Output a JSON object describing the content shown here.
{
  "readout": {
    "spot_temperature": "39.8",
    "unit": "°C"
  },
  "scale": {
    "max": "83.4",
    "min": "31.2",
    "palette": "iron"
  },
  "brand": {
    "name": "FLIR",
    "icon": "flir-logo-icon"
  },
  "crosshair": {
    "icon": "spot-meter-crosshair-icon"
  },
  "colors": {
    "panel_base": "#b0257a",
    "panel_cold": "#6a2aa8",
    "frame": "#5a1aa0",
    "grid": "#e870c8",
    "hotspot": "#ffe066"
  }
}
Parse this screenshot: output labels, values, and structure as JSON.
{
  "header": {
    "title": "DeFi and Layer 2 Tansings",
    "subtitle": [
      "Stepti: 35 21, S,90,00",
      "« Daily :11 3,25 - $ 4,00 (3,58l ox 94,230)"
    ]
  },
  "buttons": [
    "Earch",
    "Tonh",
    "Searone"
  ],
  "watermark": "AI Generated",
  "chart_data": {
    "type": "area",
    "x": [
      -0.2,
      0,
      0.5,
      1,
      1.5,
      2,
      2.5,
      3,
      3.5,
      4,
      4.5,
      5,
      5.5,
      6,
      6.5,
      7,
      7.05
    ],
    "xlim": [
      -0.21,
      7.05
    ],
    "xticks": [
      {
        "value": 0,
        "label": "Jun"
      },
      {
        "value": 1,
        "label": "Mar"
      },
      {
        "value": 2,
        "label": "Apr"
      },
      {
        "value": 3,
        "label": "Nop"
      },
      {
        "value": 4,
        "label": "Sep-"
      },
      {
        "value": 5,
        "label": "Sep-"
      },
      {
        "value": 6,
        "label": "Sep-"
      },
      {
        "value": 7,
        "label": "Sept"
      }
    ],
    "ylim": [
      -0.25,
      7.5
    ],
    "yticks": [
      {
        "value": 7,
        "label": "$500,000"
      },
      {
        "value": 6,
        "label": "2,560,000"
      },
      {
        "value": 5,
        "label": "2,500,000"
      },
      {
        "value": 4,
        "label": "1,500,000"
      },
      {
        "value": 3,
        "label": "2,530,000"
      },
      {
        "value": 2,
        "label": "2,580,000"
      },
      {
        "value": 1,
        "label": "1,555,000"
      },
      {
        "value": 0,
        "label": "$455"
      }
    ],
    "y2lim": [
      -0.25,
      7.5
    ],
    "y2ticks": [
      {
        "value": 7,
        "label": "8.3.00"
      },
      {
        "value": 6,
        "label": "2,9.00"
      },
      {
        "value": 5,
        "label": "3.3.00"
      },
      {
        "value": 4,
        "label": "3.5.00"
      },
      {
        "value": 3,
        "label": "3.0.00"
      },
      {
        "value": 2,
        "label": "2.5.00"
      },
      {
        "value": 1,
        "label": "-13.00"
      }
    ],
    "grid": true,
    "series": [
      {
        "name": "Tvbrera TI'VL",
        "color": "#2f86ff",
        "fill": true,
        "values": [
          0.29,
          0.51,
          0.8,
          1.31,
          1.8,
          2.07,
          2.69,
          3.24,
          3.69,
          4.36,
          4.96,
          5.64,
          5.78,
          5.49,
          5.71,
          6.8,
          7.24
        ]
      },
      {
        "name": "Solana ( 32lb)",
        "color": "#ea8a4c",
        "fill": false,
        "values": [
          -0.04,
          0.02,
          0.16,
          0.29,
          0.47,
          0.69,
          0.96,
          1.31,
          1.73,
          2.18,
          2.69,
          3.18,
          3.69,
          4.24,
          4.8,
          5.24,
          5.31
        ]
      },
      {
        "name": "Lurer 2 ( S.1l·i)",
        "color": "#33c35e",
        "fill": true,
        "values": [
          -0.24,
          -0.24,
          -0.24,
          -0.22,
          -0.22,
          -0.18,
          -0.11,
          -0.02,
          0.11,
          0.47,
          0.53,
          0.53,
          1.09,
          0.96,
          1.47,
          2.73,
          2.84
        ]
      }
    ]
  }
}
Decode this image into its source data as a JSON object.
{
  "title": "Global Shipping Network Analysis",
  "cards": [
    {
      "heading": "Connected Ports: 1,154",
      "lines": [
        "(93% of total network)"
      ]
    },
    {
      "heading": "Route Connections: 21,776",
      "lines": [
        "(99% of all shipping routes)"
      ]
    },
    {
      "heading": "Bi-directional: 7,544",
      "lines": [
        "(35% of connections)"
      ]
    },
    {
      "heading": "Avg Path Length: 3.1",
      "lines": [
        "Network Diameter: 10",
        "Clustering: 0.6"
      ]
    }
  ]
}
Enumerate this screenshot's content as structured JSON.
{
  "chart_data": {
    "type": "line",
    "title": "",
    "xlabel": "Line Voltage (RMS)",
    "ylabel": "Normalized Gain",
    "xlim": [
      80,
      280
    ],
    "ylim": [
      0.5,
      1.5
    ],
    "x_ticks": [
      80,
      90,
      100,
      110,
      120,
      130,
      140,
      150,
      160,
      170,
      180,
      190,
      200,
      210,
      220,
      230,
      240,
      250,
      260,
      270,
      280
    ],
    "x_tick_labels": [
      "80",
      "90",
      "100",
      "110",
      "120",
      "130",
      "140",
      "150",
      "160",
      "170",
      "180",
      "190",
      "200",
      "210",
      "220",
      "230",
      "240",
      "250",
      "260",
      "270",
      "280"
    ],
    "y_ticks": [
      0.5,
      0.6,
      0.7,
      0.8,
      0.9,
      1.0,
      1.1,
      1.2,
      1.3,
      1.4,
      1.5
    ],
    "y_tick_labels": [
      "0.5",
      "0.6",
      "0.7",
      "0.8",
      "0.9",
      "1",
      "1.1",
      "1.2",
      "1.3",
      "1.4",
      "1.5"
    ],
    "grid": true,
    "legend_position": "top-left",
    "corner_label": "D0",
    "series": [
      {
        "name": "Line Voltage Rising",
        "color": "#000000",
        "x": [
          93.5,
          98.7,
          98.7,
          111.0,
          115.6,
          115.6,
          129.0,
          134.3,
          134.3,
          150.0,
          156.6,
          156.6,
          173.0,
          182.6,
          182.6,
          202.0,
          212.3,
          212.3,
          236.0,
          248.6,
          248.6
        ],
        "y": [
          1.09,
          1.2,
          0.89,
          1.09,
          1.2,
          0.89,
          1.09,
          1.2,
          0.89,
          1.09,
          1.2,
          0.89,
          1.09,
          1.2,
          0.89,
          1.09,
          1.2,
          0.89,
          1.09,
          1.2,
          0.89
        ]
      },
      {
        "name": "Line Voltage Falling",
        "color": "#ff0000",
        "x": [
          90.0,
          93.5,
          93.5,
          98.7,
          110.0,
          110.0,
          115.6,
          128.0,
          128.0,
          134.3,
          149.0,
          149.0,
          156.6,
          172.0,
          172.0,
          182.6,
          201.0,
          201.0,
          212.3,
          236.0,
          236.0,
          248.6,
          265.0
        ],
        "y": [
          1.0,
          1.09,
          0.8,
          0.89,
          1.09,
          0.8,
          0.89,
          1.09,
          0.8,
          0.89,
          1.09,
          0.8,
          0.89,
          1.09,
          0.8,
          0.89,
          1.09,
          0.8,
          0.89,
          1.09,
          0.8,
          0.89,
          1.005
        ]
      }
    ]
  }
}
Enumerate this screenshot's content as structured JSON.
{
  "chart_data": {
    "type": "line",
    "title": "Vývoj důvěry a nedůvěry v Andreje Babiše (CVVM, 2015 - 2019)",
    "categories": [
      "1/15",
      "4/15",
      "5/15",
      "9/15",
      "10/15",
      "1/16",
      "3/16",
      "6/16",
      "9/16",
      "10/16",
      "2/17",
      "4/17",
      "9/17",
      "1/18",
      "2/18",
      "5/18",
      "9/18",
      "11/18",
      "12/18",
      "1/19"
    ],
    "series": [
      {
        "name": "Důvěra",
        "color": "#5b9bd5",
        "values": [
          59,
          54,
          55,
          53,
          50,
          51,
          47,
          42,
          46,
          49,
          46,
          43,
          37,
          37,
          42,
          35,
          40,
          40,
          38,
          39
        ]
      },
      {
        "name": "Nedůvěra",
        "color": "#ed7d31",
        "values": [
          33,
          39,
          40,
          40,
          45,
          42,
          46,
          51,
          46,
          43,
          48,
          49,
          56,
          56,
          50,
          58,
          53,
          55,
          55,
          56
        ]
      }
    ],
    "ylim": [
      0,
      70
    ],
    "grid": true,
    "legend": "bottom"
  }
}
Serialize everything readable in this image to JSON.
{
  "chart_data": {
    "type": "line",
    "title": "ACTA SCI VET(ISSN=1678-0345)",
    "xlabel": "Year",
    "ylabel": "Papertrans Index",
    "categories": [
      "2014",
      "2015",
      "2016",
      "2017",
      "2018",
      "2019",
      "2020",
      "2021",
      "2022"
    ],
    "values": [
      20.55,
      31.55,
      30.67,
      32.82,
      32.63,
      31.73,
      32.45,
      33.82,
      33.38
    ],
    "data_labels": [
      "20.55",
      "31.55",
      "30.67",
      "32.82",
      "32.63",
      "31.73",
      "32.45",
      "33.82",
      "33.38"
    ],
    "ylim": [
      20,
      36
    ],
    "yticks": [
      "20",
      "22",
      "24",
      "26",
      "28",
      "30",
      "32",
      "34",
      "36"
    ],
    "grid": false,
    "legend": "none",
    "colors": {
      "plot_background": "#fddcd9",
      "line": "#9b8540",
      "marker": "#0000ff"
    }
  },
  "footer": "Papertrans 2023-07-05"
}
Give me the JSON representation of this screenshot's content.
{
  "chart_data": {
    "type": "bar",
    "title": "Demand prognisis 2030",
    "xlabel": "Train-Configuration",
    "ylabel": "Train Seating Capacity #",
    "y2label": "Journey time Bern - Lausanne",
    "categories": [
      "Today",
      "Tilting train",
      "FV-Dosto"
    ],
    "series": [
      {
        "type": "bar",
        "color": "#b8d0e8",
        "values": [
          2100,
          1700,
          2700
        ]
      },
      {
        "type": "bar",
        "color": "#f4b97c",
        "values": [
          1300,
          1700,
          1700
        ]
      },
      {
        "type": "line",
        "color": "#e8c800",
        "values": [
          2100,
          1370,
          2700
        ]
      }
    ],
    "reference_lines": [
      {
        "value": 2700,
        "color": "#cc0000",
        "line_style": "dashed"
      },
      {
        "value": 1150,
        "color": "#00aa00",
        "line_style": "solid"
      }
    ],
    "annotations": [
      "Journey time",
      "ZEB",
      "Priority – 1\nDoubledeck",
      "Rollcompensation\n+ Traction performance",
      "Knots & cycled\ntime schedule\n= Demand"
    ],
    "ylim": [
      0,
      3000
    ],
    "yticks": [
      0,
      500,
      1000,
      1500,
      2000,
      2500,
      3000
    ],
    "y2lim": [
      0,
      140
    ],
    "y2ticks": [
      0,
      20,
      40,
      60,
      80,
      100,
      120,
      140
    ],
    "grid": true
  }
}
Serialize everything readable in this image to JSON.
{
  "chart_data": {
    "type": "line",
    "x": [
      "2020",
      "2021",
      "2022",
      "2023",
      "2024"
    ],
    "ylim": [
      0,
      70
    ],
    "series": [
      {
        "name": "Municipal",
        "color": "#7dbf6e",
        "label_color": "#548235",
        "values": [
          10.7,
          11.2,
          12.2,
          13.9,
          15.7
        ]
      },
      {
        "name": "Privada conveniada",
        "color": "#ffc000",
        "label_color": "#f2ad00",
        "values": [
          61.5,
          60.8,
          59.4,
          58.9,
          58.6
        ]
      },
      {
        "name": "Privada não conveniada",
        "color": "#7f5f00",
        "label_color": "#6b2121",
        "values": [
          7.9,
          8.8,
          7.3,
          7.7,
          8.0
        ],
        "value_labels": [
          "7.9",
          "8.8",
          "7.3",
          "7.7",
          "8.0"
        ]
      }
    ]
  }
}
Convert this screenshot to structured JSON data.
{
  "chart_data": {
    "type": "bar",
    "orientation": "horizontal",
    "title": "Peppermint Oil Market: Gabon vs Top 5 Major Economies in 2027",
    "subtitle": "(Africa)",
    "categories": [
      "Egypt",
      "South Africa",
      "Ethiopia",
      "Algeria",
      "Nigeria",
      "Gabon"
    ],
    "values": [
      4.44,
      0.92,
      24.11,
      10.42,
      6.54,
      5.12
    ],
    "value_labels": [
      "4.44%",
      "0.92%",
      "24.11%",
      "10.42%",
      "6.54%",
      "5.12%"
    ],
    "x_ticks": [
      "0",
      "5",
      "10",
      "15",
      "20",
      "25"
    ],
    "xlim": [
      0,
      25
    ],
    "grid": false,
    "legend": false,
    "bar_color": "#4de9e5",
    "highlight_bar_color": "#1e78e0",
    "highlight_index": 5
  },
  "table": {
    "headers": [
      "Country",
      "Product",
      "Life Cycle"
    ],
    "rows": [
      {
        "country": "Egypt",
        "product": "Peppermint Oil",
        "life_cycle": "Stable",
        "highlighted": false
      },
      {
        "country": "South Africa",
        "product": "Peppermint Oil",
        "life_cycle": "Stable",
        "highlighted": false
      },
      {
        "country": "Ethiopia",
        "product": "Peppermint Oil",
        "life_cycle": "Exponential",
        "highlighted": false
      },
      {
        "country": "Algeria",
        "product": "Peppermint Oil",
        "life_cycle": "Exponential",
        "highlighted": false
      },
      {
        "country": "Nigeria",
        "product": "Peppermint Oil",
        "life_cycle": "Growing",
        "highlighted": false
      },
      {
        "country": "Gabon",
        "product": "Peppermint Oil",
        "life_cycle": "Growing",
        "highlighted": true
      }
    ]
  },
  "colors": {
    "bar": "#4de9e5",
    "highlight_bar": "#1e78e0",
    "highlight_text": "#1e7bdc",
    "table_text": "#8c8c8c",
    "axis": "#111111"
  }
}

# # #

• **Do this**
In the records above, collect each line with "ylabel".

• **The completed task**
    "ylabel": "Normalized Gain",
    "ylabel": "Papertrans Index",
    "ylabel": "Train Seating Capacity #",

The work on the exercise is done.